[start EXERCISE MATERIAL]

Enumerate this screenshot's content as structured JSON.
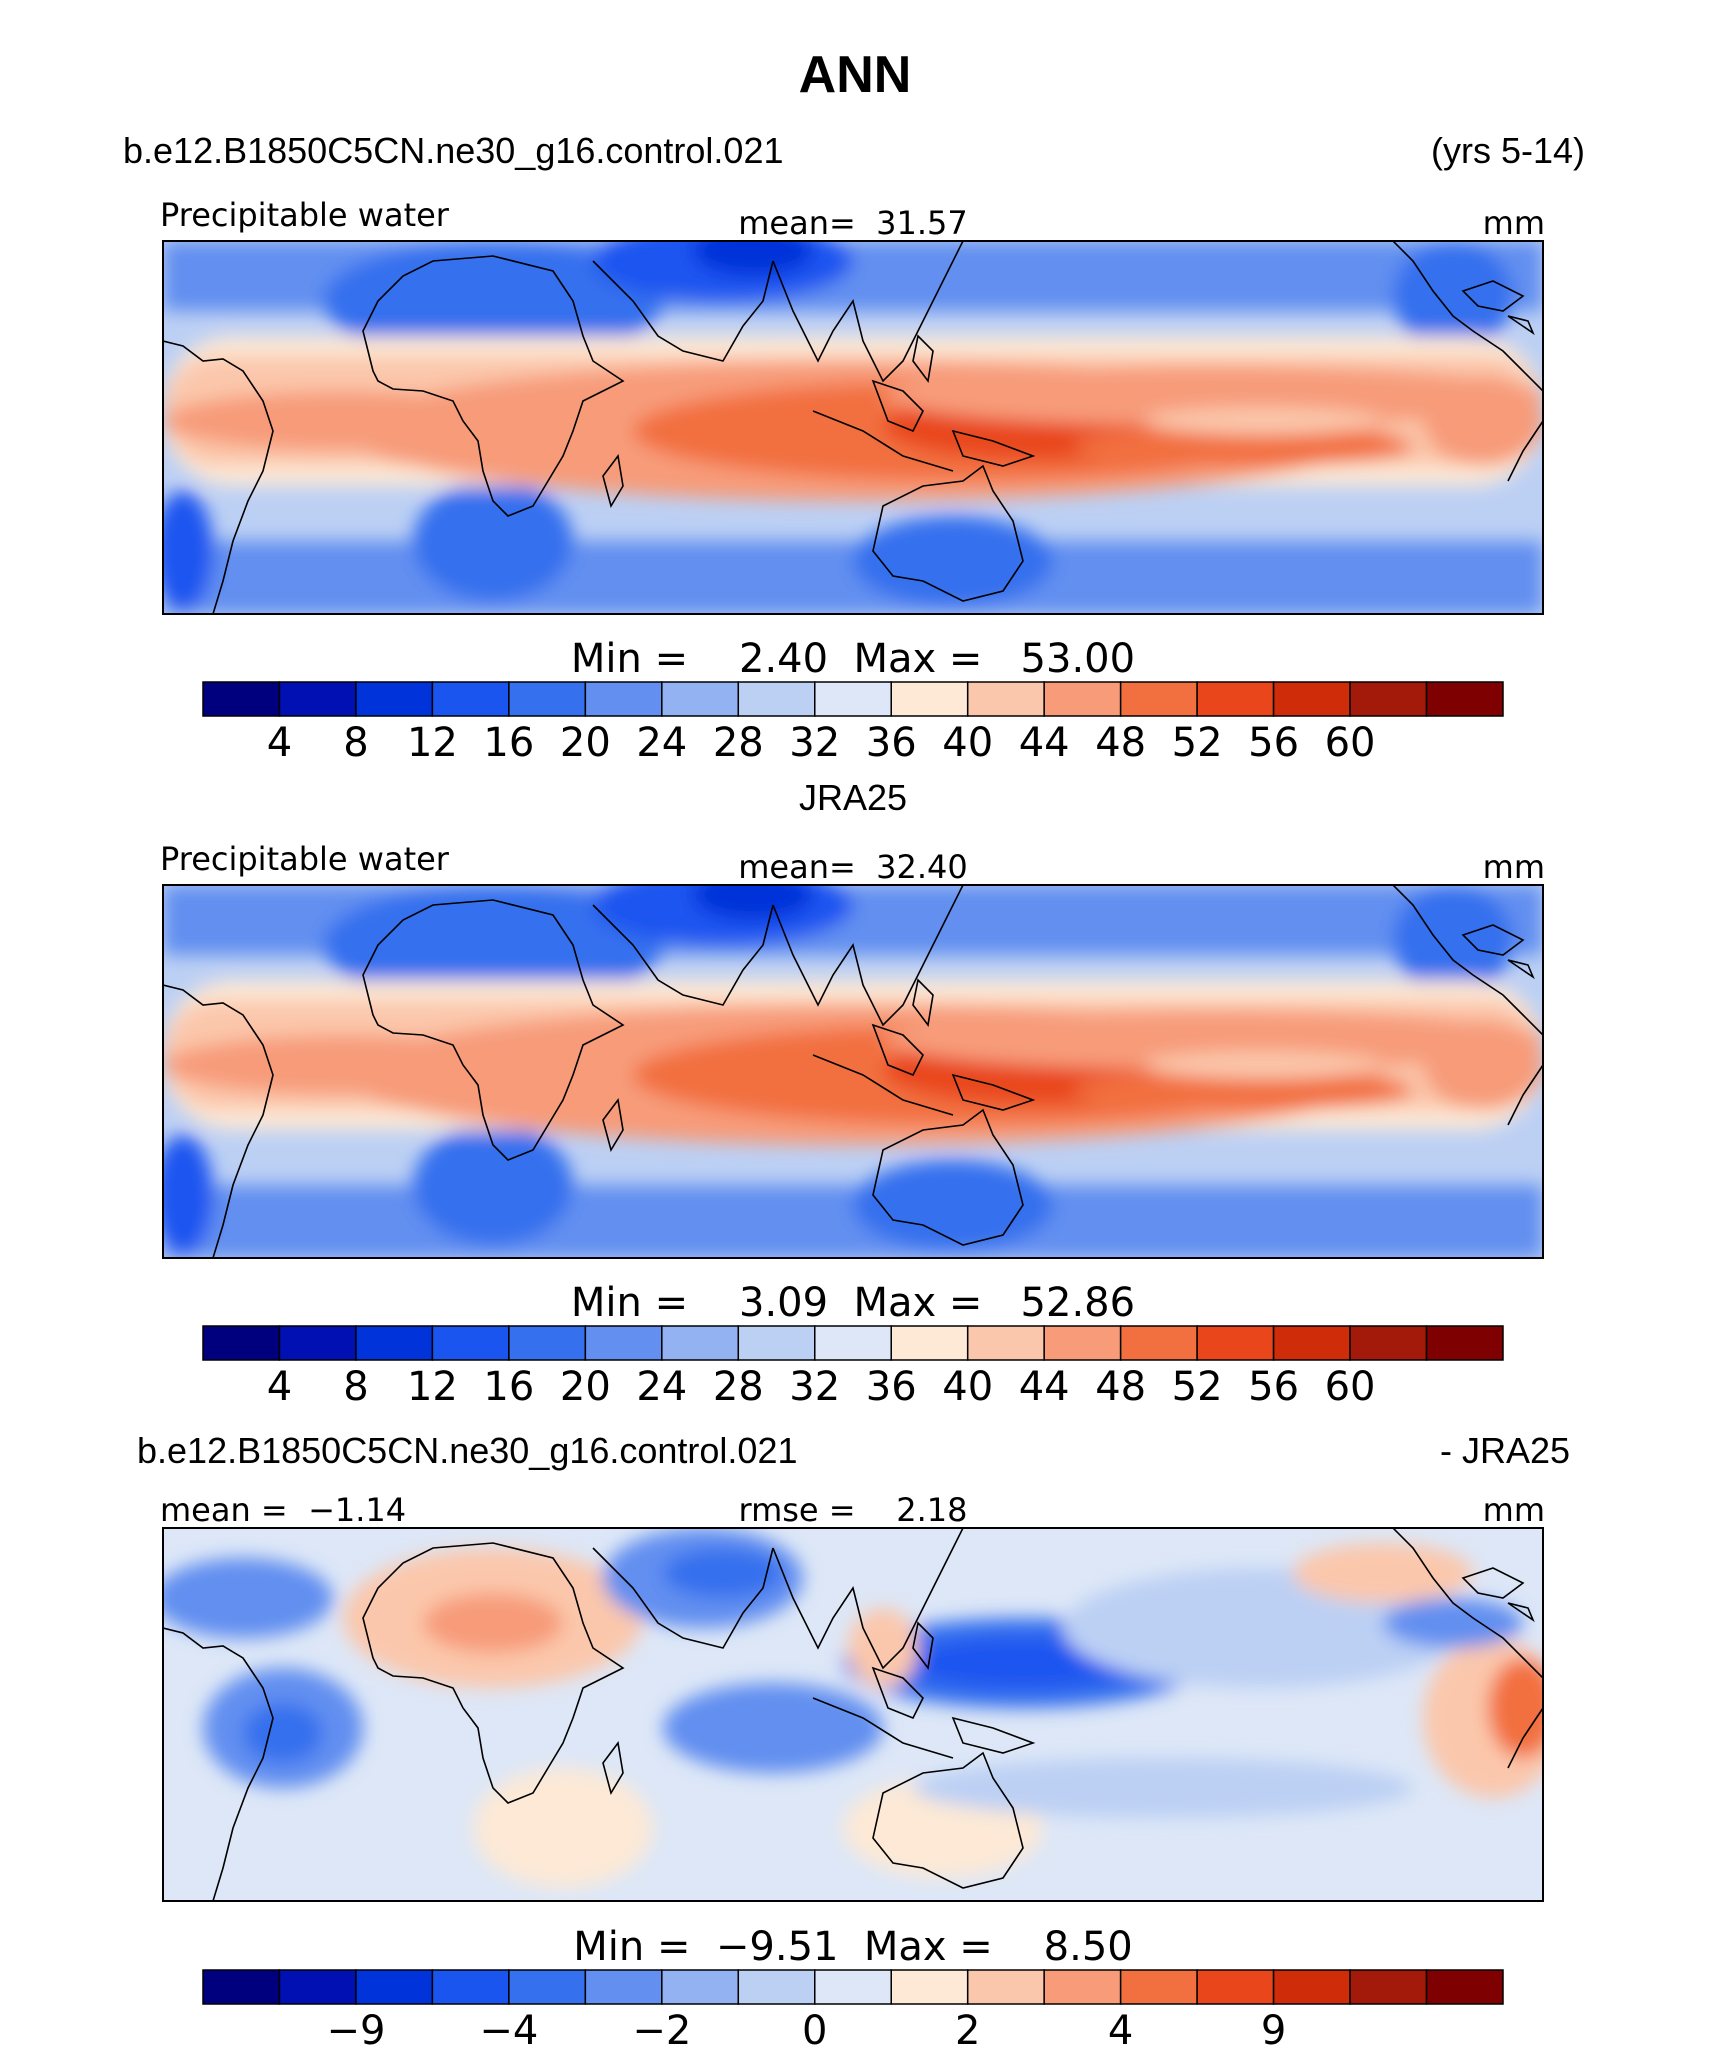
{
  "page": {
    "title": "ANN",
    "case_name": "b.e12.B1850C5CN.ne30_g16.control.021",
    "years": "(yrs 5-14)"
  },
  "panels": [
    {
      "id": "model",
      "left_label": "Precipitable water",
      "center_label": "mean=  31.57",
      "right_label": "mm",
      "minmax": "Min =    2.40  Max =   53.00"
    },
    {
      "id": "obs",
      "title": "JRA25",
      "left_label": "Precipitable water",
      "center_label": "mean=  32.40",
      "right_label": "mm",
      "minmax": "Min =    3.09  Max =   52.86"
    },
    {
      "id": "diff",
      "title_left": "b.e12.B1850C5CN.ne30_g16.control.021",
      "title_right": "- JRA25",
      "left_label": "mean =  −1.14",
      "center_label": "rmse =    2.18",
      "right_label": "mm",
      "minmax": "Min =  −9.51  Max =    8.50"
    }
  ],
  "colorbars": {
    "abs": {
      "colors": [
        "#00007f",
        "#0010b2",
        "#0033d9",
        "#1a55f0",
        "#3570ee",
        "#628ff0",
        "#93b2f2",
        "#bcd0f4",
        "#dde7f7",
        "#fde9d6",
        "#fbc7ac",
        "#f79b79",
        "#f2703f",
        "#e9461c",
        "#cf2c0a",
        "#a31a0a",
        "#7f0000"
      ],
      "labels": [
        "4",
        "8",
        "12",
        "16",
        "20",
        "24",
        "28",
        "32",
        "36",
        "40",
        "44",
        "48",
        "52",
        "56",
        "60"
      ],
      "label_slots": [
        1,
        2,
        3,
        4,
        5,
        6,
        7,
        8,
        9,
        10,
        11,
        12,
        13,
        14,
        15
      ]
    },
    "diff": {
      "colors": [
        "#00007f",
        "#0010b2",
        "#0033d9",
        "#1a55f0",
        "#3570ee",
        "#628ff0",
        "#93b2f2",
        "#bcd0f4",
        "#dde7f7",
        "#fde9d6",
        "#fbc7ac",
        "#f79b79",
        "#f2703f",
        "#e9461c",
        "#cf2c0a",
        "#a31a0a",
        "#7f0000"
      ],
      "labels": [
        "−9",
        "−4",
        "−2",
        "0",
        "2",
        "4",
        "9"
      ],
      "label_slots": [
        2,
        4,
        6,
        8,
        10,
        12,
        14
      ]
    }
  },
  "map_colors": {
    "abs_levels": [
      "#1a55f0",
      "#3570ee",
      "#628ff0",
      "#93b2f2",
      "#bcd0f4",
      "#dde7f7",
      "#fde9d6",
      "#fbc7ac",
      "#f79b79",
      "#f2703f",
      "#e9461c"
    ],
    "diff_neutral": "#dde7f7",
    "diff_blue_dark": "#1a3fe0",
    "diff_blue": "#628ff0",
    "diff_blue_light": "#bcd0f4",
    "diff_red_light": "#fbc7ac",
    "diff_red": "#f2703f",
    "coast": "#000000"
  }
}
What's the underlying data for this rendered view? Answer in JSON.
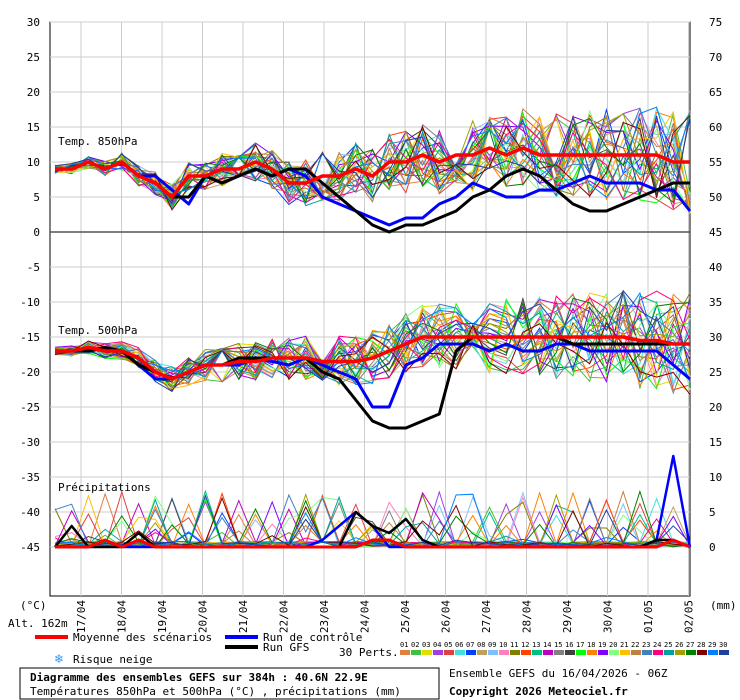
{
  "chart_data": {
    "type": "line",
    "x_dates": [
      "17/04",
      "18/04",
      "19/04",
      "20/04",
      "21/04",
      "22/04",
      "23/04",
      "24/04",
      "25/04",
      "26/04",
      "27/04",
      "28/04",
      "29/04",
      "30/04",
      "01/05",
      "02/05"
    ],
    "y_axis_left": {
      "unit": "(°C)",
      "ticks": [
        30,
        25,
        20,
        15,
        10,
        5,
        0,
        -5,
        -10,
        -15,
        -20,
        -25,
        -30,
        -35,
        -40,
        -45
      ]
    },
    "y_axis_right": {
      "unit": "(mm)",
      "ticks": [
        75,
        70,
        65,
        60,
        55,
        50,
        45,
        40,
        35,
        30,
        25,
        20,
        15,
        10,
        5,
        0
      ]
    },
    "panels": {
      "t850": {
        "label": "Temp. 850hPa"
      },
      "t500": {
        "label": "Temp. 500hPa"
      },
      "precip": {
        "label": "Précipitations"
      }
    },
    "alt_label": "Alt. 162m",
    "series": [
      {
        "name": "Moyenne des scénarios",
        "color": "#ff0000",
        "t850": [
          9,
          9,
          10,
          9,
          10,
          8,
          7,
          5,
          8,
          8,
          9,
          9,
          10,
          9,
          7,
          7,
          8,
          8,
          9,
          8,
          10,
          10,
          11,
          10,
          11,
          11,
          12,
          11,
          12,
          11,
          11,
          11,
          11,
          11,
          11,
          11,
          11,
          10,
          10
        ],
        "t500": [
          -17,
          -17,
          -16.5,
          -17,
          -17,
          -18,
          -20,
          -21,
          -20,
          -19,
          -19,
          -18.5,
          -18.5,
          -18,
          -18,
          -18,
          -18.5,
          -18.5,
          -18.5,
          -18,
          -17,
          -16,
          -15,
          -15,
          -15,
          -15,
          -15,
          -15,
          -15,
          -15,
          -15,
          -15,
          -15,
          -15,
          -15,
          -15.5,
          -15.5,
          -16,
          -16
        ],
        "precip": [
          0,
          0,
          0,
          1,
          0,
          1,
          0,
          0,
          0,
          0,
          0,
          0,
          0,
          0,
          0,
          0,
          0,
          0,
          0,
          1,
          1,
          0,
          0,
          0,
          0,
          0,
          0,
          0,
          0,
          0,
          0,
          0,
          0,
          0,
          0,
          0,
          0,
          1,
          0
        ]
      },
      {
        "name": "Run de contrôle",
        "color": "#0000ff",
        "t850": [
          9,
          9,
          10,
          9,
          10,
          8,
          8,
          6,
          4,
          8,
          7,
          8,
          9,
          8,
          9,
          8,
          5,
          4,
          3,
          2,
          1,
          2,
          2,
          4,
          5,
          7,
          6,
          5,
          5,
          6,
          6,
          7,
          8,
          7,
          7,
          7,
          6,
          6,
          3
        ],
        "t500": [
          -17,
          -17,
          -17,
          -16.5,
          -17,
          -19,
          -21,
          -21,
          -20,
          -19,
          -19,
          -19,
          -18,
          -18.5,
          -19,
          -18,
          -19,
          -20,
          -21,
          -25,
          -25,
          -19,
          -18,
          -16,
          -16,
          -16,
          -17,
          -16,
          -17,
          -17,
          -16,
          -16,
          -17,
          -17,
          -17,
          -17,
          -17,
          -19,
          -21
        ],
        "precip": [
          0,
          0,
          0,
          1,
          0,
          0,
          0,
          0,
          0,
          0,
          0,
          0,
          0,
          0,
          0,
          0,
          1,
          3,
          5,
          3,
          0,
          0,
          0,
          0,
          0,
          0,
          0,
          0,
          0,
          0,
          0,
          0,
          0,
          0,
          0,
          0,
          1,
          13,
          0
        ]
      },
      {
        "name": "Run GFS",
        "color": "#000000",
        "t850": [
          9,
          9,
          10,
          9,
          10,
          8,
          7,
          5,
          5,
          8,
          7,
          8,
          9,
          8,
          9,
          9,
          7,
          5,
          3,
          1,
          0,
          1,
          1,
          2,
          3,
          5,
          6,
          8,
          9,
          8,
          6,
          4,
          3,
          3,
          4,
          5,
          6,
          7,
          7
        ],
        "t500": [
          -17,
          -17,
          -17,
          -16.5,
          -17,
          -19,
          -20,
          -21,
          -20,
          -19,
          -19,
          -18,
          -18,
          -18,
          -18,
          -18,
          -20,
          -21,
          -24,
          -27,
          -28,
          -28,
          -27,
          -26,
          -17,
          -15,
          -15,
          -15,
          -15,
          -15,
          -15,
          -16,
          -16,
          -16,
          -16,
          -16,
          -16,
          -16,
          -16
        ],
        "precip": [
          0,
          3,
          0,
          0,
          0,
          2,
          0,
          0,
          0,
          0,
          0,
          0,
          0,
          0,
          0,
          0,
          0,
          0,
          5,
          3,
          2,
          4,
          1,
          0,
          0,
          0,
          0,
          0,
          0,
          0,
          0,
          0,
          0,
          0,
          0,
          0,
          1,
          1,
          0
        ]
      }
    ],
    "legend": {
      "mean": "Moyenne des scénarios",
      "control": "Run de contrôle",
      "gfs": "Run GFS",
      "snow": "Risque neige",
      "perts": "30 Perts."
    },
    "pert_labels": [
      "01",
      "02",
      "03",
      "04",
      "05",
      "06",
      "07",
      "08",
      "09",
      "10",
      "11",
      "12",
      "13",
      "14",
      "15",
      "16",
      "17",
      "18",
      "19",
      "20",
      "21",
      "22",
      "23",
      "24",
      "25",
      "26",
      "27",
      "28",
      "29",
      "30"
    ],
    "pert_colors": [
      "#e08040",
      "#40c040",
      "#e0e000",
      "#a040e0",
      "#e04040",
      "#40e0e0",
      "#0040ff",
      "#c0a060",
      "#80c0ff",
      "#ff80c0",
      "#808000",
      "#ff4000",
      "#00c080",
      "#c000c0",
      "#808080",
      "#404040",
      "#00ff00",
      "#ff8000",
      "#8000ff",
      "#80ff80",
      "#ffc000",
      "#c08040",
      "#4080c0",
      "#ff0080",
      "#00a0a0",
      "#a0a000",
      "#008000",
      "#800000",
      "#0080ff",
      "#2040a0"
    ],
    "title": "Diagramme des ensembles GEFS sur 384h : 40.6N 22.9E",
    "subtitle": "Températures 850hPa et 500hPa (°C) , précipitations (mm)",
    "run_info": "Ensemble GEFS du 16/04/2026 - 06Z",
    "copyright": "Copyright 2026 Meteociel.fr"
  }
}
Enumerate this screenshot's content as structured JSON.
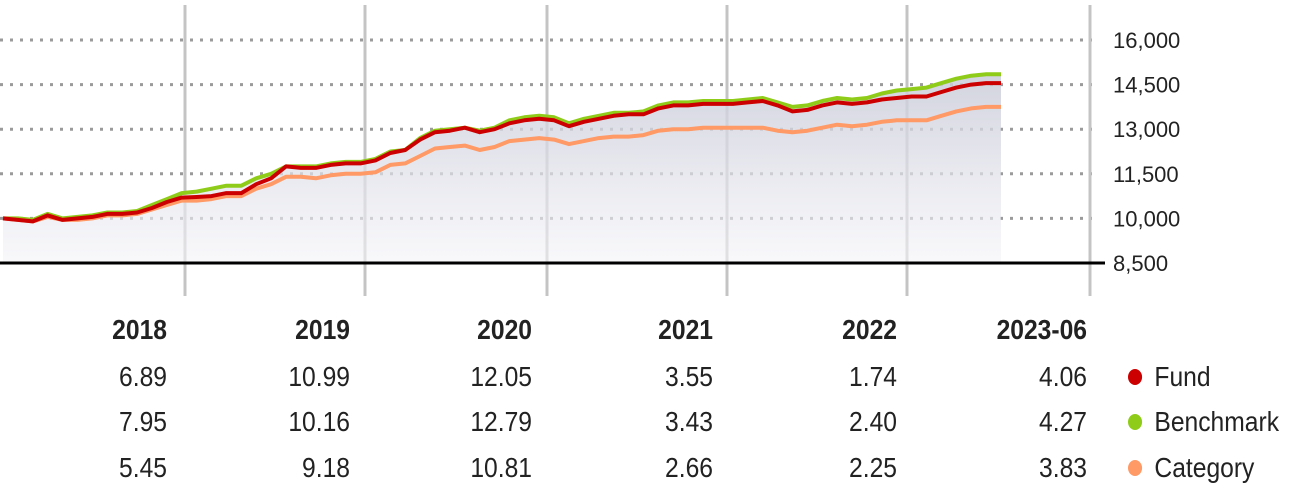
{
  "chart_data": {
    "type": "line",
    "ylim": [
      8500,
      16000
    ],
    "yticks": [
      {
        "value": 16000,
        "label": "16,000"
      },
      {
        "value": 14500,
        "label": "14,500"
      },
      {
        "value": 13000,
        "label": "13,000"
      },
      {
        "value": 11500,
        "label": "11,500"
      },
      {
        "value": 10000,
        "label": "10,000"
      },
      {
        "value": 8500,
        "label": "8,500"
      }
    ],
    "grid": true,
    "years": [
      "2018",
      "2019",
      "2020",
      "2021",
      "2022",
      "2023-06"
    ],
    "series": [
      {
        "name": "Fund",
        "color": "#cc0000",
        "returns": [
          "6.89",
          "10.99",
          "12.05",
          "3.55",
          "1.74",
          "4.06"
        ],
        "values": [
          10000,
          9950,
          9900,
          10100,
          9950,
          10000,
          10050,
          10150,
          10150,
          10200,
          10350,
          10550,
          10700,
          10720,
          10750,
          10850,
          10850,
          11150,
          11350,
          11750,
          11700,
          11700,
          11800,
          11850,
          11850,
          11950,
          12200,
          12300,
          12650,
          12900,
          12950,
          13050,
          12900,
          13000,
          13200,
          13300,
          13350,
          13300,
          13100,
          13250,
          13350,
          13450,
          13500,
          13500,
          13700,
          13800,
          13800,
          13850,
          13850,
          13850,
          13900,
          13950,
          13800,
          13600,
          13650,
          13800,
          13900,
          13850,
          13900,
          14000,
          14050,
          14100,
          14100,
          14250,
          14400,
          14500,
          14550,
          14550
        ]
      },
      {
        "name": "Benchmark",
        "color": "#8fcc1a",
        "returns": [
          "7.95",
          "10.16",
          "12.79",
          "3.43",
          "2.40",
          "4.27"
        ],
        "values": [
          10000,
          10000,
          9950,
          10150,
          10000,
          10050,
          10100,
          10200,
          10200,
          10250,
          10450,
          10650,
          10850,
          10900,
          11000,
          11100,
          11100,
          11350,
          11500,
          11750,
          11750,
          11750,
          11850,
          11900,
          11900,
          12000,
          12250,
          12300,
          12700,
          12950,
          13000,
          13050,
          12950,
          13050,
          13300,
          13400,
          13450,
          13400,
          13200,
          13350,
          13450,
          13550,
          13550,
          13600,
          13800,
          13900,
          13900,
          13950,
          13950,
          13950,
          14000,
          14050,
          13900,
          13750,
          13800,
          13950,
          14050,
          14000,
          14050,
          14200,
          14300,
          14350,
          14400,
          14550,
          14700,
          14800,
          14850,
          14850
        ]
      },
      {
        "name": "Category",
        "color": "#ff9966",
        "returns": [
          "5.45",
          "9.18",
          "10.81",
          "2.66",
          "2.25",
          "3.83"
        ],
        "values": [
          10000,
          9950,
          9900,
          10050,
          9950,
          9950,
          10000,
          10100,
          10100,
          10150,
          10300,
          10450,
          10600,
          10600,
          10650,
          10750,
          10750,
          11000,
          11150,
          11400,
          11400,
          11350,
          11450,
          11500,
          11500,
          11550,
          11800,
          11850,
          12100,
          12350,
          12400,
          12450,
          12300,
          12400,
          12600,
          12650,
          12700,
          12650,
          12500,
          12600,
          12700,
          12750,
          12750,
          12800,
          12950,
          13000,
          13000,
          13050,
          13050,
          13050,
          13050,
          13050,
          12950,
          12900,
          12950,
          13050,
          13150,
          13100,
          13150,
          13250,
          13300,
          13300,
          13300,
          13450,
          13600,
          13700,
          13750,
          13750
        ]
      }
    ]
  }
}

[end EXERCISE MATERIAL]

EXERCISE OBJECTIVE: Filter the records down to the lines that contain the string "mean", and copy those lines.

SOLUTION FOR THIS TASK:
      "center_label": "mean=  31.57",
      "center_label": "mean=  32.40",
      "left_label": "mean =  −1.14",
      "mean": "Moyenne des scénarios",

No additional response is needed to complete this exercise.